Aim: In the entries below, how many lines hold the string "price"? Give only the number.

(Data entries for graphics)
#####

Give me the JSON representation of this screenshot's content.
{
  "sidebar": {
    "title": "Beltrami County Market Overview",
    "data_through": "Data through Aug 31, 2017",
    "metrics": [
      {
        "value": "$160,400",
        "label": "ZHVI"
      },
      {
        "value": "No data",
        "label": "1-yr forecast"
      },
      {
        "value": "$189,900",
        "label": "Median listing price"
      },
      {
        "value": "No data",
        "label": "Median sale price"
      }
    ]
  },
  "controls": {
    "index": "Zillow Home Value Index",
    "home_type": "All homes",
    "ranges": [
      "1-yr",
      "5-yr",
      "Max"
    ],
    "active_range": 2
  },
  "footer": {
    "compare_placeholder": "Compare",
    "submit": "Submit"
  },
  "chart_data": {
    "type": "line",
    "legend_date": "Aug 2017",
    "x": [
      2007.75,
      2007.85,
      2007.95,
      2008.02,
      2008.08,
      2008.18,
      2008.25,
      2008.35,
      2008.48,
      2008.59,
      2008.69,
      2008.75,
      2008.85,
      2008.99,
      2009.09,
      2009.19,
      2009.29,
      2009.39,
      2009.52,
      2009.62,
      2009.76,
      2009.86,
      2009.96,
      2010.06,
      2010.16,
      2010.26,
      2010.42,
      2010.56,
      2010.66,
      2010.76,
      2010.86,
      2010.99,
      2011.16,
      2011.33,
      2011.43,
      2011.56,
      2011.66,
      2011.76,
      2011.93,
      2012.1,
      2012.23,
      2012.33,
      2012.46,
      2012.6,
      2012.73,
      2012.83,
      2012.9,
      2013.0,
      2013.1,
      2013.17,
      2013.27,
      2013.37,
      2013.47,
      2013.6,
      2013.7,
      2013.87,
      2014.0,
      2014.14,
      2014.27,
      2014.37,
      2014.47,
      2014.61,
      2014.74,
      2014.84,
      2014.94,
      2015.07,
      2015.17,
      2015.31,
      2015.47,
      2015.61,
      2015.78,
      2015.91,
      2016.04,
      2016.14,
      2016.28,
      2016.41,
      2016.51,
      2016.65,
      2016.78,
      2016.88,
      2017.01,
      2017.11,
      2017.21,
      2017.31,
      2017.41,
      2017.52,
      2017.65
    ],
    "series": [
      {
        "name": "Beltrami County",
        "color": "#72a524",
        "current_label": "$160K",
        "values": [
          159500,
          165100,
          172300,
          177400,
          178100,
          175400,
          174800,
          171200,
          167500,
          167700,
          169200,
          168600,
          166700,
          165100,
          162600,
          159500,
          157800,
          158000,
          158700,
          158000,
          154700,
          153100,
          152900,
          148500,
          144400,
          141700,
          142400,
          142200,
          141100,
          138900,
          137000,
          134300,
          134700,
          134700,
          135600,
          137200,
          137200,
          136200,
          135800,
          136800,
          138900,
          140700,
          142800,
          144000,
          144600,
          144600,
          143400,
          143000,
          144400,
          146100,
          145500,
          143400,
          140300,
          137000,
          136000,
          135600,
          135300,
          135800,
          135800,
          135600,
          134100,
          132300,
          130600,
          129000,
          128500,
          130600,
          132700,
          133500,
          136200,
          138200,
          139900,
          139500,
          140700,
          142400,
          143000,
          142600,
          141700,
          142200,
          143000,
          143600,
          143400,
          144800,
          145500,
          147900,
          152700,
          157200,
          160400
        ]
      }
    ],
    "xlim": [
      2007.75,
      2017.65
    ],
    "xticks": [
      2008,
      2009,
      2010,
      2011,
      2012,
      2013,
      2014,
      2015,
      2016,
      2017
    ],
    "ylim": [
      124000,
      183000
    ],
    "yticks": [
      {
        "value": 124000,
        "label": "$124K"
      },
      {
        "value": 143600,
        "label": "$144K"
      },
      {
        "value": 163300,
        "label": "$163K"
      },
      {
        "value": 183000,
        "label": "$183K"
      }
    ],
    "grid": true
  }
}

#####

The output: 2